▸ **ENTRIES SUPPLIED**:
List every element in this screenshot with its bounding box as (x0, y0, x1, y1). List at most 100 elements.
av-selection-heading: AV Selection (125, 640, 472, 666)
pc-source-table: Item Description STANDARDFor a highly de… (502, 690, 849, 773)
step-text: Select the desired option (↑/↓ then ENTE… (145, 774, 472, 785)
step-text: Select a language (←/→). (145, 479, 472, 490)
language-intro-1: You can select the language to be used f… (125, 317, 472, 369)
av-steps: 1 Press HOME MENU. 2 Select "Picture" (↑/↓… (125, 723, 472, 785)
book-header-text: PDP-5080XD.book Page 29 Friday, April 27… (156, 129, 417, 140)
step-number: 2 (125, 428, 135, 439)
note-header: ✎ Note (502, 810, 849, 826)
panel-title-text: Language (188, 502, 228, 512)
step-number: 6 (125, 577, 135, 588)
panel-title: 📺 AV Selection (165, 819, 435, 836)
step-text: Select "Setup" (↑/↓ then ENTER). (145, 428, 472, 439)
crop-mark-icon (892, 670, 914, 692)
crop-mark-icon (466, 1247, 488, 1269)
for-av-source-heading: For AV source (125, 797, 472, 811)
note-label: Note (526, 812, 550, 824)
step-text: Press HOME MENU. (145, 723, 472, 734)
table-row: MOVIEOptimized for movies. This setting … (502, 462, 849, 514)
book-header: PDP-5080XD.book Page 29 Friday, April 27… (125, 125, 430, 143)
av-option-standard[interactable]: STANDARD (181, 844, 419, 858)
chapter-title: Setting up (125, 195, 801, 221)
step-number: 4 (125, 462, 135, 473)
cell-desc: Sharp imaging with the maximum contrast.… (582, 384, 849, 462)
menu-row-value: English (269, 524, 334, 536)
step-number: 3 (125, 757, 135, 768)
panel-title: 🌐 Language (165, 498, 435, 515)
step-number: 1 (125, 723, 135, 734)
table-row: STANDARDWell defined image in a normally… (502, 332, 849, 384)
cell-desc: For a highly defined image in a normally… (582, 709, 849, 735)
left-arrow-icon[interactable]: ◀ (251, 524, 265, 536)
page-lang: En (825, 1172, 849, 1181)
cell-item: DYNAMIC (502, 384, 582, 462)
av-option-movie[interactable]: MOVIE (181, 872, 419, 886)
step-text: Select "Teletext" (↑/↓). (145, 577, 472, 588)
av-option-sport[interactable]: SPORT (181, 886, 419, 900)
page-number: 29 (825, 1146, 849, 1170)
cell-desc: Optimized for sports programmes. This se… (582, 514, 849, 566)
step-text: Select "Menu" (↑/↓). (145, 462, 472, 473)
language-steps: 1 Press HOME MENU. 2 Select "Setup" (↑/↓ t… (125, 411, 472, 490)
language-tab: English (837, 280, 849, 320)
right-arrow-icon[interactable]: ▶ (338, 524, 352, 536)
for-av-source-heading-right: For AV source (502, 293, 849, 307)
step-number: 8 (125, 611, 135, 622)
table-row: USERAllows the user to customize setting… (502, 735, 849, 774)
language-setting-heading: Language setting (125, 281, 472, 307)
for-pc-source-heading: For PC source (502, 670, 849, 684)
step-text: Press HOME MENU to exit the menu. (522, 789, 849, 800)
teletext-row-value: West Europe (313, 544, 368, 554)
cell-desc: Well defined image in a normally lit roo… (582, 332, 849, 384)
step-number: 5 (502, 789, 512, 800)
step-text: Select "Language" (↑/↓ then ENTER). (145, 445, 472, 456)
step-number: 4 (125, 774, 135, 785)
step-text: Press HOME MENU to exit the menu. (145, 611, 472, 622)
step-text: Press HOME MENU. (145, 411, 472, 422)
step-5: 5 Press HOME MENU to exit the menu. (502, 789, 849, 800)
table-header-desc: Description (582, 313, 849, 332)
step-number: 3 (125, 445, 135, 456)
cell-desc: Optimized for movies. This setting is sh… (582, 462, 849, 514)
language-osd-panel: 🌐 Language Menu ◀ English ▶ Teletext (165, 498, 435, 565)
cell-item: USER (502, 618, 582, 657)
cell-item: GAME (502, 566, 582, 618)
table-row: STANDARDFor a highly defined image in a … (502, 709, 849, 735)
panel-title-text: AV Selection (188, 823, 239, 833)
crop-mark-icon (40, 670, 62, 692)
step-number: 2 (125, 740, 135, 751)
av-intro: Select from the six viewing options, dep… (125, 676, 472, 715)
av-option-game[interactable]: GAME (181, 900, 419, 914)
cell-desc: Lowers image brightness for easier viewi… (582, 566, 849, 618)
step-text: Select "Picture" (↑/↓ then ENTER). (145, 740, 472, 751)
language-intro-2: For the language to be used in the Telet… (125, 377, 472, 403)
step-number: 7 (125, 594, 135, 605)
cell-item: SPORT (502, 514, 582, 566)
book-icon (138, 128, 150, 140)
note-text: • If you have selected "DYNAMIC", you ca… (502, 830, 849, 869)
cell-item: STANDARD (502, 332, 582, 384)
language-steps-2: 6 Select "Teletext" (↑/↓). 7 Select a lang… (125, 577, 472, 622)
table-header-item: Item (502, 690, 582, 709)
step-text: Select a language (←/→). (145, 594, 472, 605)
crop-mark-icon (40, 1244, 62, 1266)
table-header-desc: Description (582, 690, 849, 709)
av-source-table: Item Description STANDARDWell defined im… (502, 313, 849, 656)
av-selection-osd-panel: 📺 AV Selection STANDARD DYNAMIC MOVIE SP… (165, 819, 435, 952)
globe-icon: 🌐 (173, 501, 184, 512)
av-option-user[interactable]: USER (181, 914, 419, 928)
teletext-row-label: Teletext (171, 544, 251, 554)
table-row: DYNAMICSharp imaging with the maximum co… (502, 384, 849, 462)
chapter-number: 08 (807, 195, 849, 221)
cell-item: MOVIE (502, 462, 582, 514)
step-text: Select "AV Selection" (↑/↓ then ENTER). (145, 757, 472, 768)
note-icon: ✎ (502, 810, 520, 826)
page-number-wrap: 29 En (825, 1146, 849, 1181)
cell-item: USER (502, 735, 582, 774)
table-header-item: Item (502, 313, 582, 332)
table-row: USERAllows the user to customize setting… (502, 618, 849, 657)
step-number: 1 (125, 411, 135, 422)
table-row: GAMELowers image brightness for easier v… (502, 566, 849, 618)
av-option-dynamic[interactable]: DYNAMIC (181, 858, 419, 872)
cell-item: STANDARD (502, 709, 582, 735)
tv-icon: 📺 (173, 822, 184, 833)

▸ **AIM**: Copy all of the entries above verbatim.

▸ **TASK RESPONSE**:
List every element in this screenshot with its bounding box as (x0, y0, x1, y1). List at most 100 elements.
av-selection-heading: AV Selection (125, 640, 472, 666)
pc-source-table: Item Description STANDARDFor a highly de… (502, 690, 849, 773)
step-text: Select the desired option (↑/↓ then ENTE… (145, 774, 472, 785)
step-text: Select a language (←/→). (145, 479, 472, 490)
language-intro-1: You can select the language to be used f… (125, 317, 472, 369)
av-steps: 1 Press HOME MENU. 2 Select "Picture" (↑/↓… (125, 723, 472, 785)
book-header-text: PDP-5080XD.book Page 29 Friday, April 27… (156, 129, 417, 140)
step-number: 2 (125, 428, 135, 439)
note-header: ✎ Note (502, 810, 849, 826)
panel-title-text: Language (188, 502, 228, 512)
step-number: 6 (125, 577, 135, 588)
panel-title: 📺 AV Selection (165, 819, 435, 836)
step-text: Select "Setup" (↑/↓ then ENTER). (145, 428, 472, 439)
crop-mark-icon (892, 670, 914, 692)
crop-mark-icon (466, 1247, 488, 1269)
for-av-source-heading: For AV source (125, 797, 472, 811)
note-label: Note (526, 812, 550, 824)
step-text: Press HOME MENU. (145, 723, 472, 734)
table-row: MOVIEOptimized for movies. This setting … (502, 462, 849, 514)
book-header: PDP-5080XD.book Page 29 Friday, April 27… (125, 125, 430, 143)
av-option-standard[interactable]: STANDARD (181, 844, 419, 858)
chapter-title: Setting up (125, 195, 801, 221)
step-number: 4 (125, 462, 135, 473)
cell-desc: Sharp imaging with the maximum contrast.… (582, 384, 849, 462)
menu-row-value: English (269, 524, 334, 536)
step-number: 3 (125, 757, 135, 768)
panel-title: 🌐 Language (165, 498, 435, 515)
step-number: 1 (125, 723, 135, 734)
table-row: STANDARDWell defined image in a normally… (502, 332, 849, 384)
cell-desc: For a highly defined image in a normally… (582, 709, 849, 735)
left-arrow-icon[interactable]: ◀ (251, 524, 265, 536)
page-lang: En (825, 1172, 849, 1181)
cell-item: DYNAMIC (502, 384, 582, 462)
av-option-movie[interactable]: MOVIE (181, 872, 419, 886)
step-text: Select "Teletext" (↑/↓). (145, 577, 472, 588)
av-option-sport[interactable]: SPORT (181, 886, 419, 900)
page-number: 29 (825, 1146, 849, 1170)
cell-desc: Optimized for sports programmes. This se… (582, 514, 849, 566)
step-text: Select "Menu" (↑/↓). (145, 462, 472, 473)
language-steps: 1 Press HOME MENU. 2 Select "Setup" (↑/↓ t… (125, 411, 472, 490)
language-tab: English (837, 280, 849, 320)
right-arrow-icon[interactable]: ▶ (338, 524, 352, 536)
for-av-source-heading-right: For AV source (502, 293, 849, 307)
step-number: 8 (125, 611, 135, 622)
table-row: USERAllows the user to customize setting… (502, 735, 849, 774)
language-setting-heading: Language setting (125, 281, 472, 307)
for-pc-source-heading: For PC source (502, 670, 849, 684)
step-text: Press HOME MENU to exit the menu. (522, 789, 849, 800)
teletext-row-value: West Europe (313, 544, 368, 554)
cell-desc: Well defined image in a normally lit roo… (582, 332, 849, 384)
step-number: 5 (502, 789, 512, 800)
step-text: Select "Language" (↑/↓ then ENTER). (145, 445, 472, 456)
step-number: 4 (125, 774, 135, 785)
step-text: Press HOME MENU to exit the menu. (145, 611, 472, 622)
step-text: Press HOME MENU. (145, 411, 472, 422)
step-5: 5 Press HOME MENU to exit the menu. (502, 789, 849, 800)
table-header-desc: Description (582, 313, 849, 332)
step-number: 3 (125, 445, 135, 456)
cell-desc: Optimized for movies. This setting is sh… (582, 462, 849, 514)
language-osd-panel: 🌐 Language Menu ◀ English ▶ Teletext (165, 498, 435, 565)
cell-item: USER (502, 618, 582, 657)
cell-item: GAME (502, 566, 582, 618)
table-row: STANDARDFor a highly defined image in a … (502, 709, 849, 735)
panel-title-text: AV Selection (188, 823, 239, 833)
crop-mark-icon (40, 670, 62, 692)
step-number: 2 (125, 740, 135, 751)
av-intro: Select from the six viewing options, dep… (125, 676, 472, 715)
av-option-game[interactable]: GAME (181, 900, 419, 914)
cell-desc: Lowers image brightness for easier viewi… (582, 566, 849, 618)
step-text: Select "Picture" (↑/↓ then ENTER). (145, 740, 472, 751)
language-intro-2: For the language to be used in the Telet… (125, 377, 472, 403)
step-number: 7 (125, 594, 135, 605)
cell-item: SPORT (502, 514, 582, 566)
book-icon (138, 128, 150, 140)
note-text: • If you have selected "DYNAMIC", you ca… (502, 830, 849, 869)
cell-item: STANDARD (502, 332, 582, 384)
language-steps-2: 6 Select "Teletext" (↑/↓). 7 Select a lang… (125, 577, 472, 622)
table-header-item: Item (502, 690, 582, 709)
step-text: Select a language (←/→). (145, 594, 472, 605)
crop-mark-icon (40, 1244, 62, 1266)
table-header-desc: Description (582, 690, 849, 709)
av-source-table: Item Description STANDARDWell defined im… (502, 313, 849, 656)
av-selection-osd-panel: 📺 AV Selection STANDARD DYNAMIC MOVIE SP… (165, 819, 435, 952)
globe-icon: 🌐 (173, 501, 184, 512)
av-option-user[interactable]: USER (181, 914, 419, 928)
teletext-row-label: Teletext (171, 544, 251, 554)
table-row: DYNAMICSharp imaging with the maximum co… (502, 384, 849, 462)
chapter-number: 08 (807, 195, 849, 221)
cell-item: MOVIE (502, 462, 582, 514)
step-text: Select "AV Selection" (↑/↓ then ENTER). (145, 757, 472, 768)
note-icon: ✎ (502, 810, 520, 826)
page-number-wrap: 29 En (825, 1146, 849, 1181)
cell-item: USER (502, 735, 582, 774)
table-header-item: Item (502, 313, 582, 332)
table-row: USERAllows the user to customize setting… (502, 618, 849, 657)
step-number: 1 (125, 411, 135, 422)
table-row: GAMELowers image brightness for easier v… (502, 566, 849, 618)
av-option-dynamic[interactable]: DYNAMIC (181, 858, 419, 872)
cell-item: STANDARD (502, 709, 582, 735)
tv-icon: 📺 (173, 822, 184, 833)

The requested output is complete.